[What is required]: Copy every record word for word.

[Input data]:
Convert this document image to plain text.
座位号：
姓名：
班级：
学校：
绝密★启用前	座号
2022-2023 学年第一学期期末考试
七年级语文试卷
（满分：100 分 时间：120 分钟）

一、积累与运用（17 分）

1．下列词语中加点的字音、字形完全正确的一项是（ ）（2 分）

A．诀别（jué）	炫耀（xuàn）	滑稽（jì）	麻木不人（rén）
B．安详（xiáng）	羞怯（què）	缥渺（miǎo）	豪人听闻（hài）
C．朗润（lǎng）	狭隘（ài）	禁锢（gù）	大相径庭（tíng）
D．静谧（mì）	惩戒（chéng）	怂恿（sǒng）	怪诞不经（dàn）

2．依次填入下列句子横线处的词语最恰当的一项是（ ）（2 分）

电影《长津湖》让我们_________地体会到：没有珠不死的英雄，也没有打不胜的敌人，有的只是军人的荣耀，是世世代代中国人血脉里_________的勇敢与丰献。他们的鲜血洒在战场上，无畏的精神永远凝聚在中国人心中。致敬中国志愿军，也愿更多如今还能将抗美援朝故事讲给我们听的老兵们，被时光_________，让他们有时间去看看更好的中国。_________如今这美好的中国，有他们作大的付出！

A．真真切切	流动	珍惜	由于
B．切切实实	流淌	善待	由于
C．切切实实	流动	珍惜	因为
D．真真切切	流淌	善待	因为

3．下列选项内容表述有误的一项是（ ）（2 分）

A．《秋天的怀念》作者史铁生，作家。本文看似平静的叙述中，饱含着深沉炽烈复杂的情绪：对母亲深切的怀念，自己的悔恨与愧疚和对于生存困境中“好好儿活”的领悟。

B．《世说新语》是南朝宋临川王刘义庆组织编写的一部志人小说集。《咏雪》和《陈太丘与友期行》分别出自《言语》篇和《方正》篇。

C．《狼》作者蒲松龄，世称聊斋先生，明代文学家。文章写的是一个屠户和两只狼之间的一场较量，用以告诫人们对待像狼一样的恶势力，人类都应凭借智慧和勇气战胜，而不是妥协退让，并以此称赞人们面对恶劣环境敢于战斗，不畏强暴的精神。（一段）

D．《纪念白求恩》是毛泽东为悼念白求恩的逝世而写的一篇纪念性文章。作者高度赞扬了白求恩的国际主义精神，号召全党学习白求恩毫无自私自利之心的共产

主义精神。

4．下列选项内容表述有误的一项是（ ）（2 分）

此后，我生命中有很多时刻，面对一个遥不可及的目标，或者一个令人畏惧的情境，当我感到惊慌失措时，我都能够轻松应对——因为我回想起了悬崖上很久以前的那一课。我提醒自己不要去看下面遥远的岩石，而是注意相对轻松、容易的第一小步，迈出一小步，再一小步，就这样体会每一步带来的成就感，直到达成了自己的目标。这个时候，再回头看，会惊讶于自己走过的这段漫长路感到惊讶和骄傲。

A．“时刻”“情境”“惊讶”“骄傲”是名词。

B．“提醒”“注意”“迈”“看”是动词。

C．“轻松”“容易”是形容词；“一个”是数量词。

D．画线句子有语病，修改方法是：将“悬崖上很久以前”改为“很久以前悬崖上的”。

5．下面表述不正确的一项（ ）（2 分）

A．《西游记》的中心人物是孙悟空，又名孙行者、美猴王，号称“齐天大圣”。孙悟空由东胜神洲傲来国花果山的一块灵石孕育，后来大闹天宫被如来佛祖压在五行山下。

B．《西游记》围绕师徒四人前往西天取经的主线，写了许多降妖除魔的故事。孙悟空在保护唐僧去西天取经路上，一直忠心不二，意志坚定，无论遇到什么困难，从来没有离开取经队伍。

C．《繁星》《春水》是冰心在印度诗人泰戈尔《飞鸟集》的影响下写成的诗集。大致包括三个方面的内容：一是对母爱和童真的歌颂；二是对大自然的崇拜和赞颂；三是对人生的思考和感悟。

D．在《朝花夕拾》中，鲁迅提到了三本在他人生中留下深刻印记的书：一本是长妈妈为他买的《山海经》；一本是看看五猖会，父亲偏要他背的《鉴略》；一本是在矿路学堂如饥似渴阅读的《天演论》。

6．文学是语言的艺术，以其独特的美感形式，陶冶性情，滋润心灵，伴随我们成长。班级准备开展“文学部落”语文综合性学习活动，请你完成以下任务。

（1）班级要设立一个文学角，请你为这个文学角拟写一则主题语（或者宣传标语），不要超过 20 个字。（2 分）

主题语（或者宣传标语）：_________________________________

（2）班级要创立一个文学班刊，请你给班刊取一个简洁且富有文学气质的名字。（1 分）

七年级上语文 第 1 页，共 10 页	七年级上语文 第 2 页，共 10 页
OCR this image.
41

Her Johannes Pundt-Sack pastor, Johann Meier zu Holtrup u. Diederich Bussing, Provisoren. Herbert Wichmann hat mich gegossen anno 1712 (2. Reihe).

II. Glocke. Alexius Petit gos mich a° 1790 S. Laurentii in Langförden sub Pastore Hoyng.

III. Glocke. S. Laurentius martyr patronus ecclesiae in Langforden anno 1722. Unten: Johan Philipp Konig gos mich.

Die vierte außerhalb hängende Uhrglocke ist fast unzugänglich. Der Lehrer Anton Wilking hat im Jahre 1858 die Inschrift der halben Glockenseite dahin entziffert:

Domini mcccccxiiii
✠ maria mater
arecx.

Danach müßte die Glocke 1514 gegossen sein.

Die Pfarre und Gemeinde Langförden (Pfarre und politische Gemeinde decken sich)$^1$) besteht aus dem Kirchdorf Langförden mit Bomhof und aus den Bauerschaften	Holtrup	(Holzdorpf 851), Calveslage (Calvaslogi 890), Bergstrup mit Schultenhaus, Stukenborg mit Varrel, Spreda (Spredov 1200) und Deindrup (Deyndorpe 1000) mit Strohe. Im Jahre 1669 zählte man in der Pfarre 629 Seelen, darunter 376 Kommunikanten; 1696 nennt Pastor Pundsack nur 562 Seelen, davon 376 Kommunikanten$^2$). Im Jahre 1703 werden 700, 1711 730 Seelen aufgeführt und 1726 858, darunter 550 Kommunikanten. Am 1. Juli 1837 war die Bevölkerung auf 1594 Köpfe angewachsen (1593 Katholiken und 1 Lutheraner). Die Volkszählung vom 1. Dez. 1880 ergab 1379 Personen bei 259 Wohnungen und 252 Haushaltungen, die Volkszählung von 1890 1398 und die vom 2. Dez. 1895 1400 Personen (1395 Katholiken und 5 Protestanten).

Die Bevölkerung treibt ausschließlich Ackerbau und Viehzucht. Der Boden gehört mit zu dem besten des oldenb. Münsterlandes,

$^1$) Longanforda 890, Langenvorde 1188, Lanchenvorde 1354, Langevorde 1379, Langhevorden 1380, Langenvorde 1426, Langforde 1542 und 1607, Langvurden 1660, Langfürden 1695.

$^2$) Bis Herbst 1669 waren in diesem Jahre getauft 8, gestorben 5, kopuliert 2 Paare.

[Final result]:
Convert this document image to plain text.
座位号：
姓名：
班级：
学校：
绝密★启用前	座号
2022-2023 学年第一学期期末考试
七年级语文试卷
（满分：100 分 时间：120 分钟）

一、积累与运用（17 分）

1．下列词语中加点的字音、字形完全正确的一项是（ ）（2 分）

A．诀别（jué）	炫耀（xuàn）	滑稽（jì）	麻木不人（rén）
B．安详（xiáng）	羞怯（què）	缥渺（miǎo）	豪人听闻（hài）
C．朗润（lǎng）	狭隘（ài）	禁锢（gù）	大相径庭（tíng）
D．静谧（mì）	惩戒（chéng）	怂恿（sǒng）	怪诞不经（dàn）

2．依次填入下列句子横线处的词语最恰当的一项是（ ）（2 分）

电影《长津湖》让我们_________地体会到：没有珠不死的英雄，也没有打不胜的敌人，有的只是军人的荣耀，是世世代代中国人血脉里_________的勇敢与丰献。他们的鲜血洒在战场上，无畏的精神永远凝聚在中国人心中。致敬中国志愿军，也愿更多如今还能将抗美援朝故事讲给我们听的老兵们，被时光_________，让他们有时间去看看更好的中国。_________如今这美好的中国，有他们作大的付出！

A．真真切切	流动	珍惜	由于
B．切切实实	流淌	善待	由于
C．切切实实	流动	珍惜	因为
D．真真切切	流淌	善待	因为

3．下列选项内容表述有误的一项是（ ）（2 分）

A．《秋天的怀念》作者史铁生，作家。本文看似平静的叙述中，饱含着深沉炽烈复杂的情绪：对母亲深切的怀念，自己的悔恨与愧疚和对于生存困境中“好好儿活”的领悟。

B．《世说新语》是南朝宋临川王刘义庆组织编写的一部志人小说集。《咏雪》和《陈太丘与友期行》分别出自《言语》篇和《方正》篇。

C．《狼》作者蒲松龄，世称聊斋先生，明代文学家。文章写的是一个屠户和两只狼之间的一场较量，用以告诫人们对待像狼一样的恶势力，人类都应凭借智慧和勇气战胜，而不是妥协退让，并以此称赞人们面对恶劣环境敢于战斗，不畏强暴的精神。（一段）

D．《纪念白求恩》是毛泽东为悼念白求恩的逝世而写的一篇纪念性文章。作者高度赞扬了白求恩的国际主义精神，号召全党学习白求恩毫无自私自利之心的共产

主义精神。

4．下列选项内容表述有误的一项是（ ）（2 分）

此后，我生命中有很多时刻，面对一个遥不可及的目标，或者一个令人畏惧的情境，当我感到惊慌失措时，我都能够轻松应对——因为我回想起了悬崖上很久以前的那一课。我提醒自己不要去看下面遥远的岩石，而是注意相对轻松、容易的第一小步，迈出一小步，再一小步，就这样体会每一步带来的成就感，直到达成了自己的目标。这个时候，再回头看，会惊讶于自己走过的这段漫长路感到惊讶和骄傲。

A．“时刻”“情境”“惊讶”“骄傲”是名词。

B．“提醒”“注意”“迈”“看”是动词。

C．“轻松”“容易”是形容词；“一个”是数量词。

D．画线句子有语病，修改方法是：将“悬崖上很久以前”改为“很久以前悬崖上的”。

5．下面表述不正确的一项（ ）（2 分）

A．《西游记》的中心人物是孙悟空，又名孙行者、美猴王，号称“齐天大圣”。孙悟空由东胜神洲傲来国花果山的一块灵石孕育，后来大闹天宫被如来佛祖压在五行山下。

B．《西游记》围绕师徒四人前往西天取经的主线，写了许多降妖除魔的故事。孙悟空在保护唐僧去西天取经路上，一直忠心不二，意志坚定，无论遇到什么困难，从来没有离开取经队伍。

C．《繁星》《春水》是冰心在印度诗人泰戈尔《飞鸟集》的影响下写成的诗集。大致包括三个方面的内容：一是对母爱和童真的歌颂；二是对大自然的崇拜和赞颂；三是对人生的思考和感悟。

D．在《朝花夕拾》中，鲁迅提到了三本在他人生中留下深刻印记的书：一本是长妈妈为他买的《山海经》；一本是看看五猖会，父亲偏要他背的《鉴略》；一本是在矿路学堂如饥似渴阅读的《天演论》。

6．文学是语言的艺术，以其独特的美感形式，陶冶性情，滋润心灵，伴随我们成长。班级准备开展“文学部落”语文综合性学习活动，请你完成以下任务。

（1）班级要设立一个文学角，请你为这个文学角拟写一则主题语（或者宣传标语），不要超过 20 个字。（2 分）

主题语（或者宣传标语）：_________________________________

（2）班级要创立一个文学班刊，请你给班刊取一个简洁且富有文学气质的名字。（1 分）

七年级上语文 第 1 页，共 10 页	七年级上语文 第 2 页，共 10 页
OCR this image.
41

Her Johannes Pundt-Sack pastor, Johann Meier zu Holtrup u. Diederich Bussing, Provisoren. Herbert Wichmann hat mich gegossen anno 1712 (2. Reihe).

II. Glocke. Alexius Petit gos mich a° 1790 S. Laurentii in Langförden sub Pastore Hoyng.

III. Glocke. S. Laurentius martyr patronus ecclesiae in Langforden anno 1722. Unten: Johan Philipp Konig gos mich.

Die vierte außerhalb hängende Uhrglocke ist fast unzugänglich. Der Lehrer Anton Wilking hat im Jahre 1858 die Inschrift der halben Glockenseite dahin entziffert:

Domini mcccccxiiii
✠ maria mater
arecx.

Danach müßte die Glocke 1514 gegossen sein.

Die Pfarre und Gemeinde Langförden (Pfarre und politische Gemeinde decken sich)$^1$) besteht aus dem Kirchdorf Langförden mit Bomhof und aus den Bauerschaften	Holtrup	(Holzdorpf 851), Calveslage (Calvaslogi 890), Bergstrup mit Schultenhaus, Stukenborg mit Varrel, Spreda (Spredov 1200) und Deindrup (Deyndorpe 1000) mit Strohe. Im Jahre 1669 zählte man in der Pfarre 629 Seelen, darunter 376 Kommunikanten; 1696 nennt Pastor Pundsack nur 562 Seelen, davon 376 Kommunikanten$^2$). Im Jahre 1703 werden 700, 1711 730 Seelen aufgeführt und 1726 858, darunter 550 Kommunikanten. Am 1. Juli 1837 war die Bevölkerung auf 1594 Köpfe angewachsen (1593 Katholiken und 1 Lutheraner). Die Volkszählung vom 1. Dez. 1880 ergab 1379 Personen bei 259 Wohnungen und 252 Haushaltungen, die Volkszählung von 1890 1398 und die vom 2. Dez. 1895 1400 Personen (1395 Katholiken und 5 Protestanten).

Die Bevölkerung treibt ausschließlich Ackerbau und Viehzucht. Der Boden gehört mit zu dem besten des oldenb. Münsterlandes,

$^1$) Longanforda 890, Langenvorde 1188, Lanchenvorde 1354, Langevorde 1379, Langhevorden 1380, Langenvorde 1426, Langforde 1542 und 1607, Langvurden 1660, Langfürden 1695.

$^2$) Bis Herbst 1669 waren in diesem Jahre getauft 8, gestorben 5, kopuliert 2 Paare.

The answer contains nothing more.